_TO BE DONE_. Exactly reproduce the line containing "What data populates" and all later lines to the end of the entries, leaving the pictures out of your copy.

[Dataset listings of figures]
-=-=-

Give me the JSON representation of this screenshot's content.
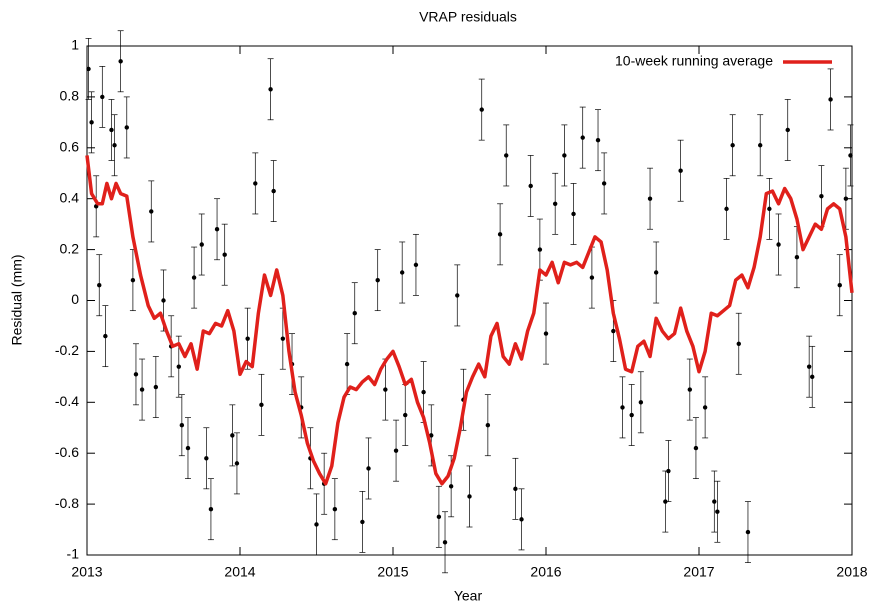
{
  "chart_data": {
    "type": "line",
    "title": "VRAP residuals",
    "x_label": "Year",
    "y_label": "Residual (mm)",
    "xlim": [
      2013,
      2018
    ],
    "xticks": [
      2013,
      2014,
      2015,
      2016,
      2017,
      2018
    ],
    "ylim": [
      -1,
      1
    ],
    "yticks": [
      -1,
      -0.8,
      -0.6,
      -0.4,
      -0.2,
      0,
      0.2,
      0.4,
      0.6,
      0.8,
      1
    ],
    "legend": "top-right",
    "points": {
      "color": "#000000",
      "error": 0.12,
      "x": [
        2013.01,
        2013.03,
        2013.06,
        2013.08,
        2013.1,
        2013.12,
        2013.16,
        2013.18,
        2013.22,
        2013.26,
        2013.3,
        2013.32,
        2013.36,
        2013.42,
        2013.45,
        2013.5,
        2013.55,
        2013.6,
        2013.62,
        2013.66,
        2013.7,
        2013.75,
        2013.78,
        2013.81,
        2013.85,
        2013.9,
        2013.95,
        2013.98,
        2014.05,
        2014.1,
        2014.14,
        2014.2,
        2014.22,
        2014.28,
        2014.34,
        2014.4,
        2014.46,
        2014.5,
        2014.55,
        2014.62,
        2014.7,
        2014.75,
        2014.8,
        2014.84,
        2014.9,
        2014.95,
        2015.02,
        2015.06,
        2015.08,
        2015.15,
        2015.2,
        2015.25,
        2015.3,
        2015.34,
        2015.38,
        2015.42,
        2015.46,
        2015.5,
        2015.58,
        2015.62,
        2015.7,
        2015.74,
        2015.8,
        2015.84,
        2015.9,
        2015.96,
        2016.0,
        2016.06,
        2016.12,
        2016.18,
        2016.24,
        2016.3,
        2016.34,
        2016.38,
        2016.44,
        2016.5,
        2016.56,
        2016.62,
        2016.68,
        2016.72,
        2016.78,
        2016.8,
        2016.88,
        2016.94,
        2016.98,
        2017.04,
        2017.1,
        2017.12,
        2017.18,
        2017.22,
        2017.26,
        2017.32,
        2017.4,
        2017.46,
        2017.52,
        2017.58,
        2017.64,
        2017.72,
        2017.74,
        2017.8,
        2017.86,
        2017.92,
        2017.96,
        2017.99
      ],
      "values": [
        0.91,
        0.7,
        0.37,
        0.06,
        0.8,
        -0.14,
        0.67,
        0.61,
        0.94,
        0.68,
        0.08,
        -0.29,
        -0.35,
        0.35,
        -0.34,
        0,
        -0.18,
        -0.26,
        -0.49,
        -0.58,
        0.09,
        0.22,
        -0.62,
        -0.82,
        0.28,
        0.18,
        -0.53,
        -0.64,
        -0.15,
        0.46,
        -0.41,
        0.83,
        0.43,
        -0.15,
        -0.25,
        -0.42,
        -0.62,
        -0.88,
        -0.72,
        -0.82,
        -0.25,
        -0.05,
        -0.87,
        -0.66,
        0.08,
        -0.35,
        -0.59,
        0.11,
        -0.45,
        0.14,
        -0.36,
        -0.53,
        -0.85,
        -0.95,
        -0.73,
        0.02,
        -0.39,
        -0.77,
        0.75,
        -0.49,
        0.26,
        0.57,
        -0.74,
        -0.86,
        0.45,
        0.2,
        -0.13,
        0.38,
        0.57,
        0.34,
        0.64,
        0.09,
        0.63,
        0.46,
        -0.12,
        -0.42,
        -0.45,
        -0.4,
        0.4,
        0.11,
        -0.79,
        -0.67,
        0.51,
        -0.35,
        -0.58,
        -0.42,
        -0.79,
        -0.83,
        0.36,
        0.61,
        -0.17,
        -0.91,
        0.61,
        0.36,
        0.22,
        0.67,
        0.17,
        -0.26,
        -0.3,
        0.41,
        0.79,
        0.06,
        0.4,
        0.57
      ]
    },
    "series": [
      {
        "name": "10-week running average",
        "color": "#e0201b",
        "x": [
          2013,
          2013.03,
          2013.07,
          2013.1,
          2013.13,
          2013.16,
          2013.19,
          2013.22,
          2013.26,
          2013.3,
          2013.35,
          2013.4,
          2013.44,
          2013.48,
          2013.52,
          2013.56,
          2013.6,
          2013.64,
          2013.68,
          2013.72,
          2013.76,
          2013.8,
          2013.84,
          2013.88,
          2013.92,
          2013.96,
          2014,
          2014.04,
          2014.08,
          2014.12,
          2014.16,
          2014.2,
          2014.24,
          2014.28,
          2014.32,
          2014.36,
          2014.4,
          2014.44,
          2014.48,
          2014.52,
          2014.56,
          2014.6,
          2014.64,
          2014.68,
          2014.72,
          2014.76,
          2014.8,
          2014.84,
          2014.88,
          2014.92,
          2014.96,
          2015,
          2015.04,
          2015.08,
          2015.12,
          2015.16,
          2015.2,
          2015.24,
          2015.28,
          2015.32,
          2015.36,
          2015.4,
          2015.44,
          2015.48,
          2015.52,
          2015.56,
          2015.6,
          2015.64,
          2015.68,
          2015.72,
          2015.76,
          2015.8,
          2015.84,
          2015.88,
          2015.92,
          2015.96,
          2016,
          2016.04,
          2016.08,
          2016.12,
          2016.16,
          2016.2,
          2016.24,
          2016.28,
          2016.32,
          2016.36,
          2016.4,
          2016.44,
          2016.48,
          2016.52,
          2016.56,
          2016.6,
          2016.64,
          2016.68,
          2016.72,
          2016.76,
          2016.8,
          2016.84,
          2016.88,
          2016.92,
          2016.96,
          2017,
          2017.04,
          2017.08,
          2017.12,
          2017.16,
          2017.2,
          2017.24,
          2017.28,
          2017.32,
          2017.36,
          2017.4,
          2017.44,
          2017.48,
          2017.52,
          2017.56,
          2017.6,
          2017.64,
          2017.68,
          2017.72,
          2017.76,
          2017.8,
          2017.84,
          2017.88,
          2017.92,
          2017.96,
          2018
        ],
        "values": [
          0.57,
          0.42,
          0.38,
          0.38,
          0.46,
          0.4,
          0.46,
          0.42,
          0.41,
          0.25,
          0.1,
          -0.02,
          -0.07,
          -0.05,
          -0.12,
          -0.18,
          -0.17,
          -0.22,
          -0.17,
          -0.27,
          -0.12,
          -0.13,
          -0.09,
          -0.1,
          -0.04,
          -0.12,
          -0.29,
          -0.24,
          -0.26,
          -0.05,
          0.1,
          0.02,
          0.12,
          0.02,
          -0.2,
          -0.36,
          -0.45,
          -0.56,
          -0.63,
          -0.68,
          -0.72,
          -0.65,
          -0.48,
          -0.38,
          -0.34,
          -0.35,
          -0.32,
          -0.3,
          -0.33,
          -0.27,
          -0.23,
          -0.2,
          -0.26,
          -0.33,
          -0.31,
          -0.4,
          -0.46,
          -0.56,
          -0.68,
          -0.72,
          -0.69,
          -0.62,
          -0.5,
          -0.36,
          -0.3,
          -0.25,
          -0.3,
          -0.14,
          -0.09,
          -0.22,
          -0.25,
          -0.17,
          -0.23,
          -0.12,
          -0.05,
          0.12,
          0.1,
          0.15,
          0.07,
          0.15,
          0.14,
          0.15,
          0.13,
          0.19,
          0.25,
          0.23,
          0.12,
          -0.05,
          -0.15,
          -0.27,
          -0.28,
          -0.18,
          -0.16,
          -0.22,
          -0.07,
          -0.12,
          -0.15,
          -0.13,
          -0.03,
          -0.12,
          -0.18,
          -0.28,
          -0.2,
          -0.05,
          -0.06,
          -0.04,
          -0.02,
          0.08,
          0.1,
          0.05,
          0.13,
          0.25,
          0.42,
          0.43,
          0.38,
          0.44,
          0.4,
          0.32,
          0.2,
          0.25,
          0.3,
          0.28,
          0.36,
          0.38,
          0.36,
          0.25,
          0.03
        ]
      }
    ]
  }
}
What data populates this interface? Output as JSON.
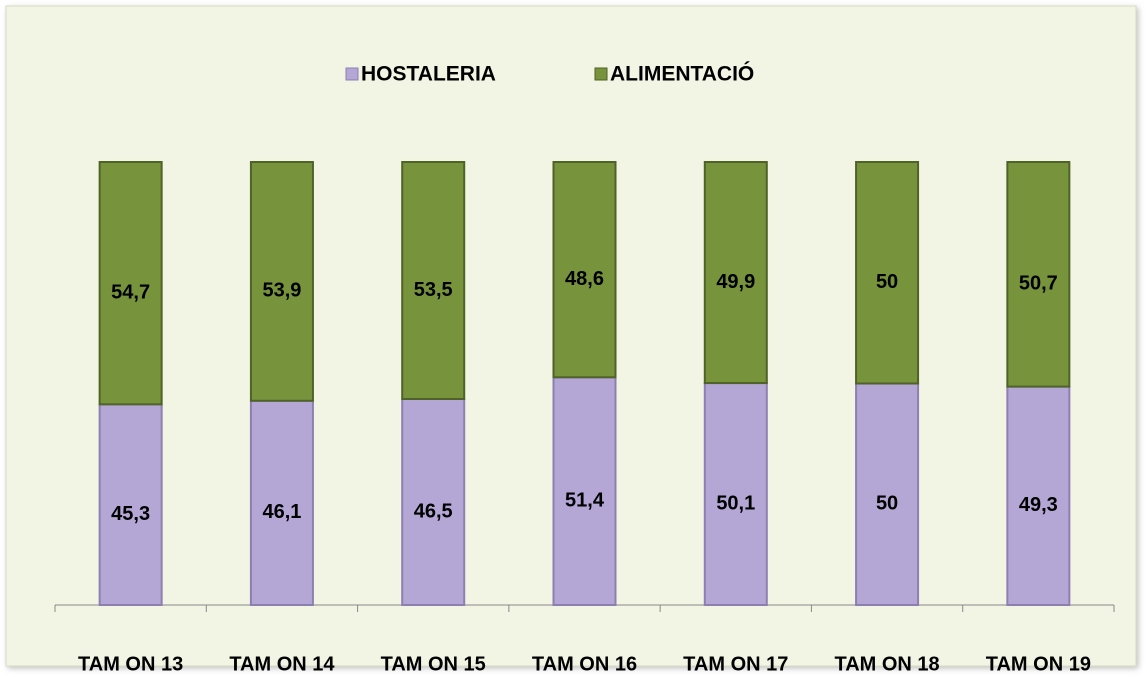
{
  "chart_data": {
    "type": "stacked_bar",
    "categories": [
      "TAM ON 13",
      "TAM ON 14",
      "TAM ON 15",
      "TAM ON 16",
      "TAM ON 17",
      "TAM ON 18",
      "TAM ON 19"
    ],
    "series": [
      {
        "name": "HOSTALERIA",
        "color": "#b4a7d6",
        "values": [
          45.3,
          46.1,
          46.5,
          51.4,
          50.1,
          50,
          49.3
        ],
        "value_labels": [
          "45,3",
          "46,1",
          "46,5",
          "51,4",
          "50,1",
          "50",
          "49,3"
        ]
      },
      {
        "name": "ALIMENTACIÓ",
        "color": "#77933c",
        "values": [
          54.7,
          53.9,
          53.5,
          48.6,
          49.9,
          50,
          50.7
        ],
        "value_labels": [
          "54,7",
          "53,9",
          "53,5",
          "48,6",
          "49,9",
          "50",
          "50,7"
        ]
      }
    ],
    "ylim": [
      0,
      100
    ],
    "legend": "top"
  }
}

-=-=-

_ANSWER TO THIS TASK_.
What data populates this interface? Output as JSON.
{
  "chart_data": {
    "type": "stacked_bar",
    "categories": [
      "TAM ON 13",
      "TAM ON 14",
      "TAM ON 15",
      "TAM ON 16",
      "TAM ON 17",
      "TAM ON 18",
      "TAM ON 19"
    ],
    "series": [
      {
        "name": "HOSTALERIA",
        "color": "#b4a7d6",
        "values": [
          45.3,
          46.1,
          46.5,
          51.4,
          50.1,
          50,
          49.3
        ],
        "value_labels": [
          "45,3",
          "46,1",
          "46,5",
          "51,4",
          "50,1",
          "50",
          "49,3"
        ]
      },
      {
        "name": "ALIMENTACIÓ",
        "color": "#77933c",
        "values": [
          54.7,
          53.9,
          53.5,
          48.6,
          49.9,
          50,
          50.7
        ],
        "value_labels": [
          "54,7",
          "53,9",
          "53,5",
          "48,6",
          "49,9",
          "50",
          "50,7"
        ]
      }
    ],
    "ylim": [
      0,
      100
    ],
    "legend": "top"
  }
}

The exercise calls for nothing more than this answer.